Edit the listing below by replacing each "grey-node" with "gray-node" and leaving everything else unchanged. Omit the pictures from your answer.

* begin Records provided *

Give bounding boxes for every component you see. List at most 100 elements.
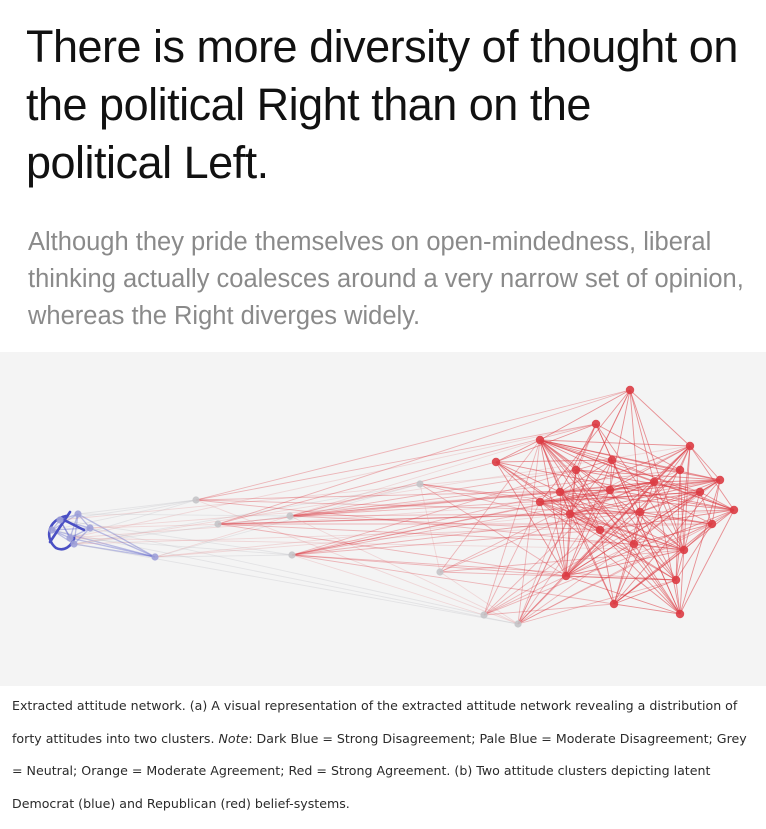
network-edge [289,513,571,517]
network-edge [291,554,615,605]
network-edge [633,491,701,545]
network-edge [73,445,691,545]
network-edge [575,423,597,471]
grey-node [192,496,200,504]
network-edge [483,529,601,616]
network-edge [611,459,677,581]
network-edge [639,511,685,551]
network-edge [69,537,293,556]
network-edge [613,579,677,605]
network-edge [419,483,441,573]
red-node [649,477,659,487]
network-edge [495,461,561,493]
network-edge [291,554,677,581]
network-edge [699,491,713,525]
network-edge [51,529,519,625]
network-edge [483,603,615,616]
network-edge [59,469,577,521]
grey-node [514,620,522,628]
caption-legend-text: : Dark Blue = Strong Disagreement; Pale … [12,730,747,811]
network-edge [629,389,685,551]
network-edge [291,554,485,616]
red-node [679,545,689,555]
red-node [605,485,615,495]
network-edge [565,549,685,577]
red-node [715,475,725,485]
red-node [591,419,601,429]
red-node [595,525,605,535]
red-node [565,509,575,519]
grey-node [288,551,296,559]
network-edge [679,469,685,551]
network-edge [77,513,156,558]
network-edge [609,389,631,491]
network-edge [569,479,721,515]
network-edge [609,489,735,511]
network-edge [89,527,485,616]
network-edge [73,543,519,625]
network-edge [217,423,597,525]
red-node [675,609,685,619]
network-edge [419,483,541,503]
grey-node [286,512,294,520]
network-edge [565,513,571,577]
network-edge [539,491,701,503]
network-edge [539,439,701,493]
network-edge [565,491,701,577]
network-edge [559,491,635,545]
grey-node [214,520,222,528]
network-edge [609,445,691,491]
figure-caption: Extracted attitude network. (a) A visual… [12,690,756,820]
network-edge [613,479,721,605]
network-edge [291,554,567,577]
red-node [675,465,685,475]
network-edge [439,549,685,573]
network-edge [569,491,701,515]
network-edge [217,389,631,525]
network-edge [69,499,197,539]
red-node [685,441,695,451]
network-edge [675,523,713,581]
network-edge [559,489,611,493]
red-node [571,465,581,475]
network-edge [69,537,156,558]
network-edge [609,489,635,545]
network-edge [59,499,197,521]
network-edge [633,523,713,545]
network-edge [539,439,691,447]
network-edge [483,479,721,616]
network-edge [539,479,721,503]
network-edge [639,479,721,513]
network-edges [47,389,735,625]
network-edge [51,513,79,531]
network-edge [69,423,597,539]
network-edge [59,519,293,556]
network-edge [639,491,701,513]
network-edge [559,491,641,513]
blue-node [56,516,64,524]
red-node [707,519,717,529]
grey-node [436,568,444,576]
network-edge [699,491,735,511]
network-edge [559,491,567,577]
network-edge [73,543,156,558]
network-edge [679,479,721,615]
red-node [491,457,501,467]
network-edge [565,469,681,577]
network-edge [559,481,655,493]
network-edge [517,423,597,625]
network-edge [69,491,701,539]
network-edge [539,501,567,577]
network-edge [683,491,701,551]
network-edge [217,523,567,577]
network-edge [195,389,631,501]
network-edge [595,423,681,471]
network-edge [289,469,577,517]
network-edge [495,461,571,515]
network-edge [291,469,577,556]
network-edge [517,489,611,625]
network-edge [639,511,713,525]
network-edge [565,469,577,577]
network-edge [517,579,677,625]
network-edge [639,469,681,513]
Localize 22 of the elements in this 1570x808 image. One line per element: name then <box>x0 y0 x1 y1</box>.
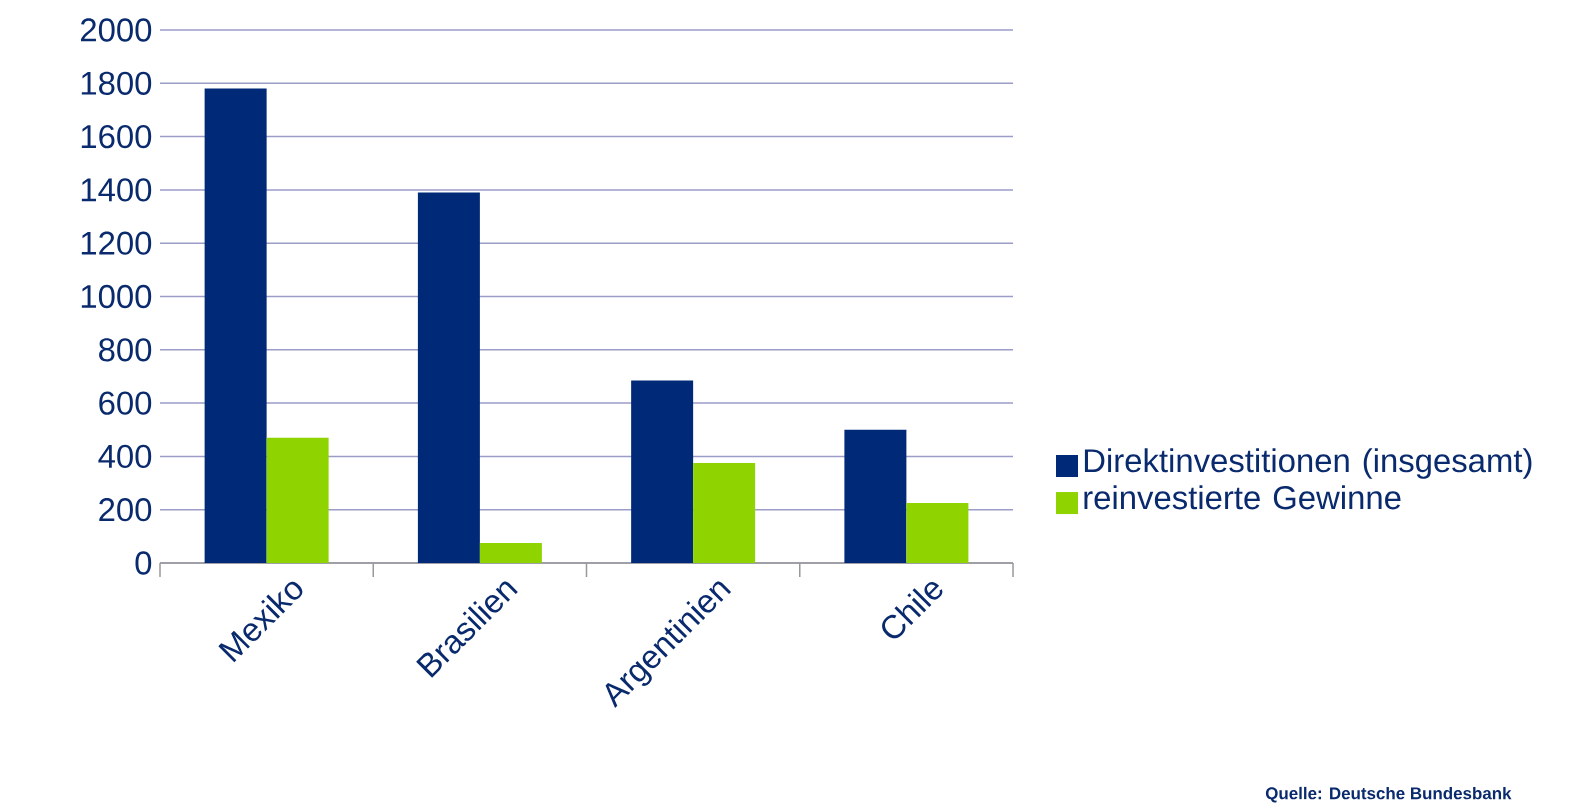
y-tick-label: 2000 <box>81 18 152 42</box>
bar <box>844 429 907 563</box>
legend-label: Direktinvestitionen (insgesamt) <box>1084 448 1532 479</box>
y-tick-label: 400 <box>98 444 152 469</box>
y-tick-label: 1600 <box>81 124 152 149</box>
bar <box>266 437 329 563</box>
bar <box>479 543 542 563</box>
y-tick-label: 0 <box>135 551 152 575</box>
y-tick-label: 1200 <box>81 231 152 255</box>
bar <box>417 192 480 563</box>
y-tick-label: 1000 <box>81 284 152 309</box>
y-tick-label: 800 <box>99 338 152 362</box>
y-tick-label: 1400 <box>81 178 152 202</box>
source-note: Quelle: Deutsche Bundesbank <box>1265 786 1512 803</box>
bar <box>204 88 267 563</box>
legend-label: reinvestierte Gewinne <box>1084 485 1401 510</box>
y-tick-label: 200 <box>99 498 152 522</box>
bar <box>631 380 694 563</box>
y-tick-label: 1800 <box>81 71 152 95</box>
y-tick-label: 600 <box>99 391 152 415</box>
bar <box>693 463 756 563</box>
bar <box>906 503 969 563</box>
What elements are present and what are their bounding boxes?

* end Records provided *

■ **Response for this exercise**
Give bounding boxes for every component you see. List at most 100 elements.
network-edge [289,513,571,517]
network-edge [291,554,615,605]
network-edge [633,491,701,545]
network-edge [73,445,691,545]
network-edge [575,423,597,471]
gray-node [192,496,200,504]
network-edge [483,529,601,616]
network-edge [611,459,677,581]
network-edge [639,511,685,551]
network-edge [69,537,293,556]
network-edge [613,579,677,605]
network-edge [419,483,441,573]
red-node [649,477,659,487]
network-edge [495,461,561,493]
network-edge [291,554,677,581]
network-edge [699,491,713,525]
network-edge [51,529,519,625]
network-edge [483,603,615,616]
network-edge [59,469,577,521]
gray-node [514,620,522,628]
caption-legend-text: : Dark Blue = Strong Disagreement; Pale … [12,730,747,811]
network-edge [629,389,685,551]
network-edge [291,554,485,616]
red-node [679,545,689,555]
red-node [605,485,615,495]
network-edge [565,549,685,577]
red-node [715,475,725,485]
red-node [591,419,601,429]
red-node [595,525,605,535]
red-node [565,509,575,519]
gray-node [288,551,296,559]
network-edge [679,469,685,551]
network-edge [77,513,156,558]
network-edge [609,389,631,491]
network-edge [569,479,721,515]
network-edge [609,489,735,511]
network-edge [89,527,485,616]
network-edge [73,543,519,625]
network-edge [217,423,597,525]
red-node [675,609,685,619]
network-edge [419,483,541,503]
gray-node [286,512,294,520]
network-edge [565,513,571,577]
network-edge [539,491,701,503]
network-edge [539,439,701,493]
network-edge [565,491,701,577]
network-edge [559,491,635,545]
gray-node [214,520,222,528]
network-edge [609,445,691,491]
figure-caption: Extracted attitude network. (a) A visual… [12,690,756,820]
network-edge [613,479,721,605]
network-edge [291,554,567,577]
red-node [675,465,685,475]
network-edge [439,549,685,573]
network-edge [569,491,701,515]
network-edge [217,389,631,525]
network-edge [69,499,197,539]
red-node [685,441,695,451]
network-edge [675,523,713,581]
network-edge [559,489,611,493]
red-node [571,465,581,475]
network-edge [69,537,156,558]
network-edge [609,489,635,545]
network-edge [59,499,197,521]
network-edge [633,523,713,545]
network-edge [539,439,691,447]
network-edge [483,479,721,616]
network-edge [539,479,721,503]
network-edge [639,479,721,513]
network-edges [47,389,735,625]
network-edge [51,513,79,531]
network-edge [69,423,597,539]
network-edge [59,519,293,556]
network-edge [639,491,701,513]
network-edge [559,491,641,513]
blue-node [56,516,64,524]
red-node [707,519,717,529]
gray-node [436,568,444,576]
network-edge [699,491,735,511]
network-edge [559,491,567,577]
network-edge [73,543,156,558]
network-edge [679,479,721,615]
red-node [491,457,501,467]
network-edge [565,469,681,577]
network-edge [559,481,655,493]
network-edge [517,423,597,625]
network-edge [69,491,701,539]
network-edge [539,501,567,577]
network-edge [683,491,701,551]
network-edge [217,523,567,577]
network-edge [195,389,631,501]
network-edge [595,423,681,471]
network-edge [289,469,577,517]
network-edge [495,461,571,515]
network-edge [291,469,577,556]
network-edge [517,489,611,625]
network-edge [639,511,713,525]
network-edge [565,469,577,577]
network-edge [517,579,677,625]
network-edge [639,469,681,513]
Localize 22 of the elements in this 1570x808 image. One line per element: name then <box>x0 y0 x1 y1</box>.
y-tick-label: 2000 <box>81 18 152 42</box>
bar <box>844 429 907 563</box>
legend-label: Direktinvestitionen (insgesamt) <box>1084 448 1532 479</box>
y-tick-label: 400 <box>98 444 152 469</box>
y-tick-label: 1600 <box>81 124 152 149</box>
bar <box>266 437 329 563</box>
bar <box>479 543 542 563</box>
y-tick-label: 0 <box>135 551 152 575</box>
y-tick-label: 1200 <box>81 231 152 255</box>
bar <box>417 192 480 563</box>
y-tick-label: 1000 <box>81 284 152 309</box>
y-tick-label: 800 <box>99 338 152 362</box>
y-tick-label: 1400 <box>81 178 152 202</box>
source-note: Quelle: Deutsche Bundesbank <box>1265 786 1512 803</box>
bar <box>204 88 267 563</box>
legend-label: reinvestierte Gewinne <box>1084 485 1401 510</box>
y-tick-label: 200 <box>99 498 152 522</box>
bar <box>631 380 694 563</box>
y-tick-label: 1800 <box>81 71 152 95</box>
y-tick-label: 600 <box>99 391 152 415</box>
bar <box>693 463 756 563</box>
bar <box>906 503 969 563</box>
What elements are present and what are their bounding boxes?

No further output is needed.